Entries taken from a collection:
========================

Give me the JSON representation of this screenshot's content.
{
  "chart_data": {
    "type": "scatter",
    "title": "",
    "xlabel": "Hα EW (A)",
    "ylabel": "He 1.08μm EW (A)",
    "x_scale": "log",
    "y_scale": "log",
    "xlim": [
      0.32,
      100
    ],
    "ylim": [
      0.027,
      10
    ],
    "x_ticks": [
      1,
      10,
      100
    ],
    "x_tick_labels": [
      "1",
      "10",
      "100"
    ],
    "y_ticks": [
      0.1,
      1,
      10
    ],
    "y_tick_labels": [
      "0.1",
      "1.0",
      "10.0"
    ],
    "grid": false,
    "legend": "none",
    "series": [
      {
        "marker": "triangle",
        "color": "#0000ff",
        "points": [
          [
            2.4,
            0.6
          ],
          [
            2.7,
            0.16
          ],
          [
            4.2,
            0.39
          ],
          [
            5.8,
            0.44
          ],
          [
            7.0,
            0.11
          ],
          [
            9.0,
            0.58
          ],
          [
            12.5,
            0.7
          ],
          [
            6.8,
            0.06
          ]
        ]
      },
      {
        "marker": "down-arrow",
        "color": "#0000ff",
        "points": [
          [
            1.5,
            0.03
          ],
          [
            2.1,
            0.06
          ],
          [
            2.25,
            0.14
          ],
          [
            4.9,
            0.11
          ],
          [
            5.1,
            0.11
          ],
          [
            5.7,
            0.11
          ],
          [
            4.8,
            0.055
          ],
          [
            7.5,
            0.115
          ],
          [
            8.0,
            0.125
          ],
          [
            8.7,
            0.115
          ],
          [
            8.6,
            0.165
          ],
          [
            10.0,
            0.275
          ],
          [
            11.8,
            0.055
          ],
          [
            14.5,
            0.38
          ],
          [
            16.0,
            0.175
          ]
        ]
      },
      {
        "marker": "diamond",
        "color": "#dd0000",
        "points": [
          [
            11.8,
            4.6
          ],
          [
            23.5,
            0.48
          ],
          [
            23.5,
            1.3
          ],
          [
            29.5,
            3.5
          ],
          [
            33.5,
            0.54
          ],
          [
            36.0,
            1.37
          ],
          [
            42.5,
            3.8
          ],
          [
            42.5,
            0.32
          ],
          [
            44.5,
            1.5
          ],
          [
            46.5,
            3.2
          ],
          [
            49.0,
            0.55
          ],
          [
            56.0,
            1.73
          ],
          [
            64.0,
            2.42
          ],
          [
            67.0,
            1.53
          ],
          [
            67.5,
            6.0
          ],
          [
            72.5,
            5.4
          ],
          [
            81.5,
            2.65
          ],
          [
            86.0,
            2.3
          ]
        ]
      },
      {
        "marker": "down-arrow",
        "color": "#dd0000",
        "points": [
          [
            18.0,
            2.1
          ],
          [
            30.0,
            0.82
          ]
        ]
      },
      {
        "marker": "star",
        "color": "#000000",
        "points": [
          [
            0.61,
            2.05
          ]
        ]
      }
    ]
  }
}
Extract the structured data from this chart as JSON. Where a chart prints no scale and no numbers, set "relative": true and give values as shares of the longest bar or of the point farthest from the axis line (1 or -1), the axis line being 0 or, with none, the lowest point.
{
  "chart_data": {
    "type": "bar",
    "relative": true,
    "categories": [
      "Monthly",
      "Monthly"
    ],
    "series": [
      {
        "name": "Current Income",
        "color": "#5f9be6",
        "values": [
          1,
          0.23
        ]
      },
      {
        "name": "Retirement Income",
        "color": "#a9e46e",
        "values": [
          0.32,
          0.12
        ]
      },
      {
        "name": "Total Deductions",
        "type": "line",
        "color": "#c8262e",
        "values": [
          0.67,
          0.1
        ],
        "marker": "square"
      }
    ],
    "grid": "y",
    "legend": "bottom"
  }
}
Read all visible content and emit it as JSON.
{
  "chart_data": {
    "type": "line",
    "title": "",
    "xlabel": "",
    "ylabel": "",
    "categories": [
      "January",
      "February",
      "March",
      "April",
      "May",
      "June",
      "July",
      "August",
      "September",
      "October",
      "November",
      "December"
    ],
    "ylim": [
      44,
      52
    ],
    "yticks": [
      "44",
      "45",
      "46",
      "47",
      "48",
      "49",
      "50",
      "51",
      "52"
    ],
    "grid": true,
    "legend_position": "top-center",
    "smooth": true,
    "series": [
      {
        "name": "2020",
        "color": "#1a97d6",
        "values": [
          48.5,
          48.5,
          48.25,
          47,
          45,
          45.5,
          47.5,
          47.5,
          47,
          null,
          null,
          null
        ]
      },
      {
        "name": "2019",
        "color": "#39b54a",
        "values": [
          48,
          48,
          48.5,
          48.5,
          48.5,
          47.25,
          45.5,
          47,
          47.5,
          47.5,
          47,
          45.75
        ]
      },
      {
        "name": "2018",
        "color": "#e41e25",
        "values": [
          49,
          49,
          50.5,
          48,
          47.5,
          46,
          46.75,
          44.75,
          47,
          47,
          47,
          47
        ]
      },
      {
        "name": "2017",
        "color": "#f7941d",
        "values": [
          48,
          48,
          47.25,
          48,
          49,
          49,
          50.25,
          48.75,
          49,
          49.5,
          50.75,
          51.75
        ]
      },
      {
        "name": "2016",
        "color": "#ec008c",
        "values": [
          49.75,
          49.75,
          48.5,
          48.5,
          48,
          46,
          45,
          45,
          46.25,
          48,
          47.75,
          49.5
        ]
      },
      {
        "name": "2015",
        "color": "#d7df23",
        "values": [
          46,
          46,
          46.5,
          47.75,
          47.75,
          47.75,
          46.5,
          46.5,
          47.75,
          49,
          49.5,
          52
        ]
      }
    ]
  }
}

========================

Return every entry exactly as given.

Give me the JSON representation of this screenshot's content.
{
  "chart_data": {
    "type": "scatter",
    "title": "",
    "xlabel": "Hα EW (A)",
    "ylabel": "He 1.08μm EW (A)",
    "x_scale": "log",
    "y_scale": "log",
    "xlim": [
      0.32,
      100
    ],
    "ylim": [
      0.027,
      10
    ],
    "x_ticks": [
      1,
      10,
      100
    ],
    "x_tick_labels": [
      "1",
      "10",
      "100"
    ],
    "y_ticks": [
      0.1,
      1,
      10
    ],
    "y_tick_labels": [
      "0.1",
      "1.0",
      "10.0"
    ],
    "grid": false,
    "legend": "none",
    "series": [
      {
        "marker": "triangle",
        "color": "#0000ff",
        "points": [
          [
            2.4,
            0.6
          ],
          [
            2.7,
            0.16
          ],
          [
            4.2,
            0.39
          ],
          [
            5.8,
            0.44
          ],
          [
            7.0,
            0.11
          ],
          [
            9.0,
            0.58
          ],
          [
            12.5,
            0.7
          ],
          [
            6.8,
            0.06
          ]
        ]
      },
      {
        "marker": "down-arrow",
        "color": "#0000ff",
        "points": [
          [
            1.5,
            0.03
          ],
          [
            2.1,
            0.06
          ],
          [
            2.25,
            0.14
          ],
          [
            4.9,
            0.11
          ],
          [
            5.1,
            0.11
          ],
          [
            5.7,
            0.11
          ],
          [
            4.8,
            0.055
          ],
          [
            7.5,
            0.115
          ],
          [
            8.0,
            0.125
          ],
          [
            8.7,
            0.115
          ],
          [
            8.6,
            0.165
          ],
          [
            10.0,
            0.275
          ],
          [
            11.8,
            0.055
          ],
          [
            14.5,
            0.38
          ],
          [
            16.0,
            0.175
          ]
        ]
      },
      {
        "marker": "diamond",
        "color": "#dd0000",
        "points": [
          [
            11.8,
            4.6
          ],
          [
            23.5,
            0.48
          ],
          [
            23.5,
            1.3
          ],
          [
            29.5,
            3.5
          ],
          [
            33.5,
            0.54
          ],
          [
            36.0,
            1.37
          ],
          [
            42.5,
            3.8
          ],
          [
            42.5,
            0.32
          ],
          [
            44.5,
            1.5
          ],
          [
            46.5,
            3.2
          ],
          [
            49.0,
            0.55
          ],
          [
            56.0,
            1.73
          ],
          [
            64.0,
            2.42
          ],
          [
            67.0,
            1.53
          ],
          [
            67.5,
            6.0
          ],
          [
            72.5,
            5.4
          ],
          [
            81.5,
            2.65
          ],
          [
            86.0,
            2.3
          ]
        ]
      },
      {
        "marker": "down-arrow",
        "color": "#dd0000",
        "points": [
          [
            18.0,
            2.1
          ],
          [
            30.0,
            0.82
          ]
        ]
      },
      {
        "marker": "star",
        "color": "#000000",
        "points": [
          [
            0.61,
            2.05
          ]
        ]
      }
    ]
  }
}
Extract the structured data from this chart as JSON. Where a chart prints no scale and no numbers, set "relative": true and give values as shares of the longest bar or of the point farthest from the axis line (1 or -1), the axis line being 0 or, with none, the lowest point.
{
  "chart_data": {
    "type": "bar",
    "relative": true,
    "categories": [
      "Monthly",
      "Monthly"
    ],
    "series": [
      {
        "name": "Current Income",
        "color": "#5f9be6",
        "values": [
          1,
          0.23
        ]
      },
      {
        "name": "Retirement Income",
        "color": "#a9e46e",
        "values": [
          0.32,
          0.12
        ]
      },
      {
        "name": "Total Deductions",
        "type": "line",
        "color": "#c8262e",
        "values": [
          0.67,
          0.1
        ],
        "marker": "square"
      }
    ],
    "grid": "y",
    "legend": "bottom"
  }
}
Read all visible content and emit it as JSON.
{
  "chart_data": {
    "type": "line",
    "title": "",
    "xlabel": "",
    "ylabel": "",
    "categories": [
      "January",
      "February",
      "March",
      "April",
      "May",
      "June",
      "July",
      "August",
      "September",
      "October",
      "November",
      "December"
    ],
    "ylim": [
      44,
      52
    ],
    "yticks": [
      "44",
      "45",
      "46",
      "47",
      "48",
      "49",
      "50",
      "51",
      "52"
    ],
    "grid": true,
    "legend_position": "top-center",
    "smooth": true,
    "series": [
      {
        "name": "2020",
        "color": "#1a97d6",
        "values": [
          48.5,
          48.5,
          48.25,
          47,
          45,
          45.5,
          47.5,
          47.5,
          47,
          null,
          null,
          null
        ]
      },
      {
        "name": "2019",
        "color": "#39b54a",
        "values": [
          48,
          48,
          48.5,
          48.5,
          48.5,
          47.25,
          45.5,
          47,
          47.5,
          47.5,
          47,
          45.75
        ]
      },
      {
        "name": "2018",
        "color": "#e41e25",
        "values": [
          49,
          49,
          50.5,
          48,
          47.5,
          46,
          46.75,
          44.75,
          47,
          47,
          47,
          47
        ]
      },
      {
        "name": "2017",
        "color": "#f7941d",
        "values": [
          48,
          48,
          47.25,
          48,
          49,
          49,
          50.25,
          48.75,
          49,
          49.5,
          50.75,
          51.75
        ]
      },
      {
        "name": "2016",
        "color": "#ec008c",
        "values": [
          49.75,
          49.75,
          48.5,
          48.5,
          48,
          46,
          45,
          45,
          46.25,
          48,
          47.75,
          49.5
        ]
      },
      {
        "name": "2015",
        "color": "#d7df23",
        "values": [
          46,
          46,
          46.5,
          47.75,
          47.75,
          47.75,
          46.5,
          46.5,
          47.75,
          49,
          49.5,
          52
        ]
      }
    ]
  }
}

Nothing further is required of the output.